Page element annotations:
┄┄┄┄┄┄┄┄┄┄┄┄┄┄┄┄┄┄┄┄

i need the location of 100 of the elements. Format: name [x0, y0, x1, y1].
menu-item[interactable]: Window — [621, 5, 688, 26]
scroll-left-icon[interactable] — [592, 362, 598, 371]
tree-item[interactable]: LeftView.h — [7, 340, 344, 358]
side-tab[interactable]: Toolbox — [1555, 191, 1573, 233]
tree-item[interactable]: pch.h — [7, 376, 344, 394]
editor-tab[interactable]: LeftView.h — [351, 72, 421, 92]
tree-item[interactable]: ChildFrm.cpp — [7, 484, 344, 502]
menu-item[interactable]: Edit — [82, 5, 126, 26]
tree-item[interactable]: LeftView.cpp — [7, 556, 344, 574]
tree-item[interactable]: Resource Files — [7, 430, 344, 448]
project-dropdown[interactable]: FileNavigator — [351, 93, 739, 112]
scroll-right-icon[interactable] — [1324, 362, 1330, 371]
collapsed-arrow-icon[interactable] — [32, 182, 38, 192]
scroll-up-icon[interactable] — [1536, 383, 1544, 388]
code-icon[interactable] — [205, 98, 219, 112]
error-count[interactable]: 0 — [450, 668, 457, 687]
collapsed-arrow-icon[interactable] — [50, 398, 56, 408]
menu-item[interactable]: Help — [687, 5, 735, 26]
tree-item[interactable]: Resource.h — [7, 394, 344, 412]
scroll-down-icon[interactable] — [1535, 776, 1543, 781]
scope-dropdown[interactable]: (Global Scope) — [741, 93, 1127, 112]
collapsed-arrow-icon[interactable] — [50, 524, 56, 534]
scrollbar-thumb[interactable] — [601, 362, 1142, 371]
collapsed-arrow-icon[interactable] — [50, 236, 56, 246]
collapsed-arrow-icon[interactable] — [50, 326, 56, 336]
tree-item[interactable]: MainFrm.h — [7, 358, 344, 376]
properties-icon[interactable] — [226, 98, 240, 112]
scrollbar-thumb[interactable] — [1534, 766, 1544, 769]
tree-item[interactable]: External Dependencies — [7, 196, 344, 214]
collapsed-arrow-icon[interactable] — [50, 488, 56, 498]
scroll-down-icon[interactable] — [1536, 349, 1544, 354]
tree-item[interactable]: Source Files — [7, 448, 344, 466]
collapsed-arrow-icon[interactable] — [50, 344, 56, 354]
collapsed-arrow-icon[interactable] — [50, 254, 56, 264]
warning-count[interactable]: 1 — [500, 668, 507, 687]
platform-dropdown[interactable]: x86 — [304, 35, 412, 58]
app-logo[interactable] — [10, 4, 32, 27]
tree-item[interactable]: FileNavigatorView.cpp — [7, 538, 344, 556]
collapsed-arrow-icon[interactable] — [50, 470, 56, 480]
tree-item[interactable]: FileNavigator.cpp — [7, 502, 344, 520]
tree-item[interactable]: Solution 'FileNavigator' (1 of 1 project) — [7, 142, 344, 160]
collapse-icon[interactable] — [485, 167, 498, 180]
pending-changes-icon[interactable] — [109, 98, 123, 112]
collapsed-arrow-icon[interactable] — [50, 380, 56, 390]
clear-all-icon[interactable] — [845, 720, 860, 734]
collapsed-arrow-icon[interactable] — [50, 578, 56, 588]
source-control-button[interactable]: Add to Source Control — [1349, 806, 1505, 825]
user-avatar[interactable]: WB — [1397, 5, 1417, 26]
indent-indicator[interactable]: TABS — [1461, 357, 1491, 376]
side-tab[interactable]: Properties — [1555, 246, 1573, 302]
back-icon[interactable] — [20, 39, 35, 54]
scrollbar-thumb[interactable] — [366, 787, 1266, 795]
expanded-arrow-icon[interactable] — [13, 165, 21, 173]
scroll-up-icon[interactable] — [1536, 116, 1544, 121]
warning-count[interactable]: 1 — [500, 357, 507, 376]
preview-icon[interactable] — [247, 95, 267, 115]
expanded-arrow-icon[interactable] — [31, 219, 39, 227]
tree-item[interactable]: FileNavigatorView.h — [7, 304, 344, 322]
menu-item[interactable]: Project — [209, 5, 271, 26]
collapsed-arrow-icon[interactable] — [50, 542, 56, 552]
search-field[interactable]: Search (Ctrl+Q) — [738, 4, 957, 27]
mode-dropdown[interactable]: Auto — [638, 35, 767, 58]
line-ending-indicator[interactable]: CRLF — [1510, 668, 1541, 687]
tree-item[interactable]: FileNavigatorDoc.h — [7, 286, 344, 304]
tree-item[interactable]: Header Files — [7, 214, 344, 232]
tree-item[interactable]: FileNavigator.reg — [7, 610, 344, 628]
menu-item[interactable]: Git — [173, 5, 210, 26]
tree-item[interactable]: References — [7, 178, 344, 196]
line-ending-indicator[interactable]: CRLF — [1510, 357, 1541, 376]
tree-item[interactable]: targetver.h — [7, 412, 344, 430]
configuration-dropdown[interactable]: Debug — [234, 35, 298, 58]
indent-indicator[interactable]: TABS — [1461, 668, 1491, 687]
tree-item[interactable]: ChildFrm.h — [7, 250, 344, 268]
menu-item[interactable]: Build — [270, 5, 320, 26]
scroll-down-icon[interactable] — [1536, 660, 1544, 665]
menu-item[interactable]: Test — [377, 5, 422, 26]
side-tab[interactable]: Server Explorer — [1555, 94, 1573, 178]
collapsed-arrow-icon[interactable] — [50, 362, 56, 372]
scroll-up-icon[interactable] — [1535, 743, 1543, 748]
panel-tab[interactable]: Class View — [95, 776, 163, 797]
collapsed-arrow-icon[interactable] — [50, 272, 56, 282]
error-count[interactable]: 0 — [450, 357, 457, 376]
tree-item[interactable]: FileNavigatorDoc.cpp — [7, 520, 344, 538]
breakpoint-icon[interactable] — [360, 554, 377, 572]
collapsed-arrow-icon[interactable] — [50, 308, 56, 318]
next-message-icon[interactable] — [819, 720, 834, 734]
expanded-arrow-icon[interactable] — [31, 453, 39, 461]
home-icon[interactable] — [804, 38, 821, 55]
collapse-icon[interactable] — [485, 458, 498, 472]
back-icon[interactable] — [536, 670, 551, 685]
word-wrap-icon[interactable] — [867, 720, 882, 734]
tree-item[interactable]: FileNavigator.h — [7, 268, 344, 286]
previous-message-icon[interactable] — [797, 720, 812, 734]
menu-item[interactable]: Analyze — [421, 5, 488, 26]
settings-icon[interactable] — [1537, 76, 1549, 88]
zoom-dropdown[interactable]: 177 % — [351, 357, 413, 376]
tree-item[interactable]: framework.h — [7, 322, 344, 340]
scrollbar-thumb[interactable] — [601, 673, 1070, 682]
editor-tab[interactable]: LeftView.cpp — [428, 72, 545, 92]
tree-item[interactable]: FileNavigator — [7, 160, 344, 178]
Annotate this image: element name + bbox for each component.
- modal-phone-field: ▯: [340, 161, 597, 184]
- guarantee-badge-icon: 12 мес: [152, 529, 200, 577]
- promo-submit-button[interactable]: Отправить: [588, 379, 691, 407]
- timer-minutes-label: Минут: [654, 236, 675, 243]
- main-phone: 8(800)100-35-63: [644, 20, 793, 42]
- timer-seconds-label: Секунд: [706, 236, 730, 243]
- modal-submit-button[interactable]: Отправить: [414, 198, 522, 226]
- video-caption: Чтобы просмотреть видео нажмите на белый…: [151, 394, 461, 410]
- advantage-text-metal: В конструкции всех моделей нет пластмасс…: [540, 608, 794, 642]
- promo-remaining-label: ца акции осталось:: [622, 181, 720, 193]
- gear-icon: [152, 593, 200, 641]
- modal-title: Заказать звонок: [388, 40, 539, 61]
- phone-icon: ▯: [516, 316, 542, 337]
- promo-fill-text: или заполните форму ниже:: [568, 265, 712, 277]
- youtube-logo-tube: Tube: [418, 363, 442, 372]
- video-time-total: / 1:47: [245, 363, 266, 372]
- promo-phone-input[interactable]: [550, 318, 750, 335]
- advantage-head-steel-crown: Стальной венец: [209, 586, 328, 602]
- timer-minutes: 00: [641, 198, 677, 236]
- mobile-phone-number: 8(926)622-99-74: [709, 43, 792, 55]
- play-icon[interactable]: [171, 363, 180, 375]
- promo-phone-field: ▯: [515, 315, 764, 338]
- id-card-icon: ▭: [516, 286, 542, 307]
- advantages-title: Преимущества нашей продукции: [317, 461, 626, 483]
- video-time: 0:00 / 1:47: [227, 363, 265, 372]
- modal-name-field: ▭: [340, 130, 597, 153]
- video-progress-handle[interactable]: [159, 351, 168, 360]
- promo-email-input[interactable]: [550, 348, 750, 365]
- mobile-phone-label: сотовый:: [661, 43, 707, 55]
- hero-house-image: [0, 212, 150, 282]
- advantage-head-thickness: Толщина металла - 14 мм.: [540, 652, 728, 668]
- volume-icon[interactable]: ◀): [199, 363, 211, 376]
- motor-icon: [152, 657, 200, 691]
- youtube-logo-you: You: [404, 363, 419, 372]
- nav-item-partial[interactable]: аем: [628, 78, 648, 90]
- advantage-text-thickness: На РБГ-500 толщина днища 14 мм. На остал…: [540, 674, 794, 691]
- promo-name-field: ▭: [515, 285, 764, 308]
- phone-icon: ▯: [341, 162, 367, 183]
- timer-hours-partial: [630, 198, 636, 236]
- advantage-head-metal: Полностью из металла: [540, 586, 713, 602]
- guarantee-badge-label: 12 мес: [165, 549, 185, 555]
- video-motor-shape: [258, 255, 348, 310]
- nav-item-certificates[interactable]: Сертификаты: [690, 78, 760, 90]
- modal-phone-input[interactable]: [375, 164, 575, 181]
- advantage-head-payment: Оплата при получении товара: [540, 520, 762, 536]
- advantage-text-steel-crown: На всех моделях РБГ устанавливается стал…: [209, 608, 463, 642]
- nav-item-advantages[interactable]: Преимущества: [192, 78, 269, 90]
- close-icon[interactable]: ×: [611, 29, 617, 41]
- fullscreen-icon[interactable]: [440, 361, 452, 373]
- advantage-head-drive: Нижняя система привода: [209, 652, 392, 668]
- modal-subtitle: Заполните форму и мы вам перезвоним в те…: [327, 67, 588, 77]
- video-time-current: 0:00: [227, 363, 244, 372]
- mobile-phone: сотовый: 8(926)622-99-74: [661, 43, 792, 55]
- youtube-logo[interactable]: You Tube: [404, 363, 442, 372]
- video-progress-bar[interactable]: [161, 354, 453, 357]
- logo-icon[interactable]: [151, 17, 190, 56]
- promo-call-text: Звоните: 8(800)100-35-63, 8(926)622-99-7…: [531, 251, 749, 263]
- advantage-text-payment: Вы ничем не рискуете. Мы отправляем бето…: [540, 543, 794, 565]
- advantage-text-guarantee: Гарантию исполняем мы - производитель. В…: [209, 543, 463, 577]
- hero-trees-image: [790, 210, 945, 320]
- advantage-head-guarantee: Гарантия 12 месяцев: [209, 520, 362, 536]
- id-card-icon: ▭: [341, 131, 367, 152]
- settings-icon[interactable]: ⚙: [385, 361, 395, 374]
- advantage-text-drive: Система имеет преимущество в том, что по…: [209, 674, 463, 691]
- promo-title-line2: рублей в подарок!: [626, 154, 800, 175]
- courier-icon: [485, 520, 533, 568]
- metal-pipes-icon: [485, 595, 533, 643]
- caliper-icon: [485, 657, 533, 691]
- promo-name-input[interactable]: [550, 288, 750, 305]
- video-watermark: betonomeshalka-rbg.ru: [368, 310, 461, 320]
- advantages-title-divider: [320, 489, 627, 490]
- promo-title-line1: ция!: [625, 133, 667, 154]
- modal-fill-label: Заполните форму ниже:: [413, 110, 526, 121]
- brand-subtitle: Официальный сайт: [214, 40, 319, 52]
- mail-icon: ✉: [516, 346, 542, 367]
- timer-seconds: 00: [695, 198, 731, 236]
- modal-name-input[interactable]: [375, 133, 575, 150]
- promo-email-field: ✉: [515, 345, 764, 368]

┄┄┄┄┄┄┄┄┄┄┄┄┄┄┄┄┄┄┄┄

- [Task goal]: Find every line in the material above that contains the string "FileNavigatorView" and copy each line in full. Count only matches with the same uppercase and lowercase letters.

- [The result]:
tree-item[interactable]: FileNavigatorView.cpp — [7, 538, 344, 556]
tree-item[interactable]: FileNavigatorView.h — [7, 304, 344, 322]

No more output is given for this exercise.